▶ Actions to take:
1. In the chicken pie recipe, what ingredients make up the liquor for the marrow-bone pie?
2. Reproduce word for word the entry that follows the chicken pie recipe, from its size and description line through every location line. Leave the picture out.

[START Text passage]

To bake a Chickin Pie–To bake a Chickin Pie after you have trust your
Chickins, broken their legges and breast bones, and raised your crust
of the best past, you shall lay them in the coffin close together
with their bodies full of butter: Then lay upon them and underneath
them currants, great raysons, prunes, cinamon, suger, whole mace and
salt: then cover all with great store of butter and so bake it. After
powre into it the same liquor you did in your marrow bone Pie* with
the yelkes of 2 or 3 egges beaten amongst it: And so serve it forth.
~-Gervase Markham, The English Hous-wife *In the preceding recipe,
for marrow-bone pie, Markham calls for a “liquor” of white wine, rose
water, sugar, cinnamon, and vinegar mixed together.

[END Text passage]
[START Supplied data]

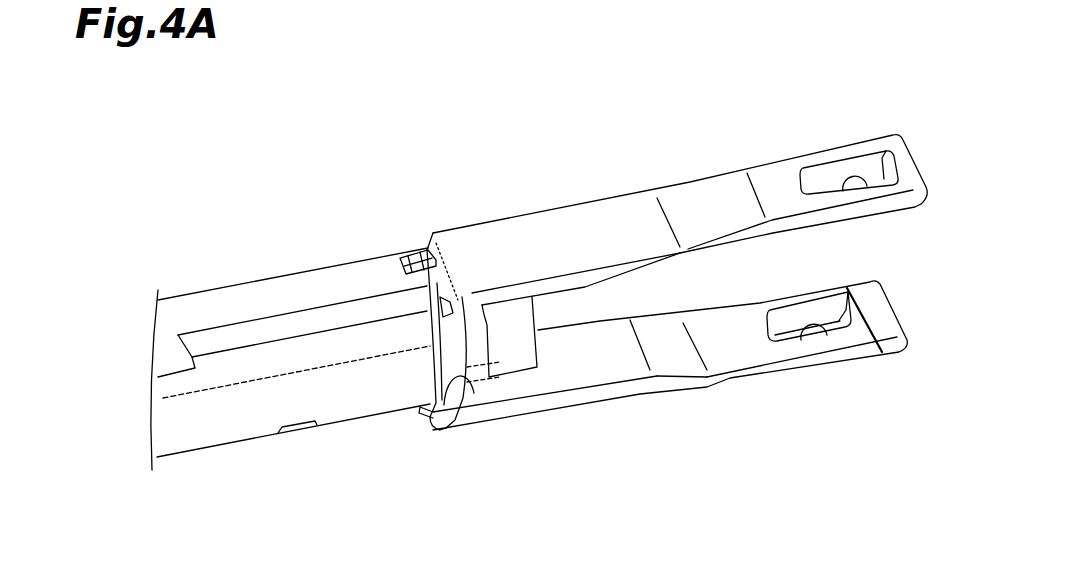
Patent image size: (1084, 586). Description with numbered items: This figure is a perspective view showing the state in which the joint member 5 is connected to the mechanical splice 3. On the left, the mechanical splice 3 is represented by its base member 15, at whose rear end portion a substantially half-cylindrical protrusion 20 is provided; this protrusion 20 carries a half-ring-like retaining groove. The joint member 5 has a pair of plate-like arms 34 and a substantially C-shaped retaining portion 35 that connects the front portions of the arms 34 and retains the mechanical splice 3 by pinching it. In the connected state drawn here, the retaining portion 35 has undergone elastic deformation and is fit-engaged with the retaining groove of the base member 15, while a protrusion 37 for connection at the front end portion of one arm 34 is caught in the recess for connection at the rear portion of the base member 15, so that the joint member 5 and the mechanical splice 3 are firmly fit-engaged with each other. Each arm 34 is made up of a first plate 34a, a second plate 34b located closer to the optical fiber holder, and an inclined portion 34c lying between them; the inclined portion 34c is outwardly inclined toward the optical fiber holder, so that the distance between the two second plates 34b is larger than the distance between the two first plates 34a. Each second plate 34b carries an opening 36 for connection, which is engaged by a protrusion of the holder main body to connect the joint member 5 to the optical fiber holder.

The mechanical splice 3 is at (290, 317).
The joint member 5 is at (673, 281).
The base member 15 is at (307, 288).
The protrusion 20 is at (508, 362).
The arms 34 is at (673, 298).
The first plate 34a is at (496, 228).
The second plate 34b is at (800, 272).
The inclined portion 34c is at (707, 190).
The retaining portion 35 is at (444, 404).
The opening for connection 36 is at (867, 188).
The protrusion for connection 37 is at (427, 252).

[END Supplied data]

▶ Outputs:
1. White wine, rose water, sugar, cinnamon, and vinegar, mixed together.

2.
Patent image size: (1084, 586). Description with numbered items: This figure is a perspective view showing the state in which the joint member 5 is connected to the mechanical splice 3. On the left, the mechanical splice 3 is represented by its base member 15, at whose rear end portion a substantially half-cylindrical protrusion 20 is provided; this protrusion 20 carries a half-ring-like retaining groove. The joint member 5 has a pair of plate-like arms 34 and a substantially C-shaped retaining portion 35 that connects the front portions of the arms 34 and retains the mechanical splice 3 by pinching it. In the connected state drawn here, the retaining portion 35 has undergone elastic deformation and is fit-engaged with the retaining groove of the base member 15, while a protrusion 37 for connection at the front end portion of one arm 34 is caught in the recess for connection at the rear portion of the base member 15, so that the joint member 5 and the mechanical splice 3 are firmly fit-engaged with each other. Each arm 34 is made up of a first plate 34a, a second plate 34b located closer to the optical fiber holder, and an inclined portion 34c lying between them; the inclined portion 34c is outwardly inclined toward the optical fiber holder, so that the distance between the two second plates 34b is larger than the distance between the two first plates 34a. Each second plate 34b carries an opening 36 for connection, which is engaged by a protrusion of the holder main body to connect the joint member 5 to the optical fiber holder.

The mechanical splice 3 is at (290, 317).
The joint member 5 is at (673, 281).
The base member 15 is at (307, 288).
The protrusion 20 is at (508, 362).
The arms 34 is at (673, 298).
The first plate 34a is at (496, 228).
The second plate 34b is at (800, 272).
The inclined portion 34c is at (707, 190).
The retaining portion 35 is at (444, 404).
The opening for connection 36 is at (867, 188).
The protrusion for connection 37 is at (427, 252).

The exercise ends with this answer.